GIVEN REQUEST → Arrange every line of the items below as a Markdown table with the columns No. and Line. Number each row and leave out blank lines.

Data records
┄┄┄┄┄┄┄┄┄┄
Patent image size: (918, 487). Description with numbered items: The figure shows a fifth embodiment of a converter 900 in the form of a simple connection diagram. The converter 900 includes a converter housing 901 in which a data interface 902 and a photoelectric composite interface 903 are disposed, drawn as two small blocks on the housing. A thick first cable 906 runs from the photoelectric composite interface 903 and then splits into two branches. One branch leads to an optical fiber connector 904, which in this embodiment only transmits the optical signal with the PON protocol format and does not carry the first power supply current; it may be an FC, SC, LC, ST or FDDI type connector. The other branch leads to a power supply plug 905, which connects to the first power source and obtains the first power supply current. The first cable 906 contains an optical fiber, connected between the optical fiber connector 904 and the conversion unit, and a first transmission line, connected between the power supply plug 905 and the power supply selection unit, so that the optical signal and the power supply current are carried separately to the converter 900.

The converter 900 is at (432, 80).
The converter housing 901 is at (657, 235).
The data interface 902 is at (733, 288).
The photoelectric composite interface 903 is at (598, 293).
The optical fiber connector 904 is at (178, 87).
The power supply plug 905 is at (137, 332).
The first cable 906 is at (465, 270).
┄┄┄┄┄┄┄┄┄┄
TASK RESPONSE →
| No. | Line |
|---|---|
| 1 | Patent image size: (918, 487). Description with numbered items: The figure shows a fifth embodiment of a converter 900 in the form of a simple connection diagram. The converter 900 includes a converter housing 901 in which a data interface 902 and a photoelectric composite interface 903 are disposed, drawn as two small blocks on the housing. A thick first cable 906 runs from the photoelectric composite interface 903 and then splits into two branches. One branch leads to an optical fiber connector 904, which in this embodiment only transmits the optical signal with the PON protocol format and does not carry the first power supply current; it may be an FC, SC, LC, ST or FDDI type connector. The other branch leads to a power supply plug 905, which connects to the first power source and obtains the first power supply current. The first cable 906 contains an optical fiber, connected between the optical fiber connector 904 and the conversion unit, and a first transmission line, connected between the power supply plug 905 and the power supply selection unit, so that the optical signal and the power supply current are carried separately to the converter 900. |
| 2 | The converter 900 is at (432, 80). |
| 3 | The converter housing 901 is at (657, 235). |
| 4 | The data interface 902 is at (733, 288). |
| 5 | The photoelectric composite interface 903 is at (598, 293). |
| 6 | The optical fiber connector 904 is at (178, 87). |
| 7 | The power supply plug 905 is at (137, 332). |
| 8 | The first cable 906 is at (465, 270). |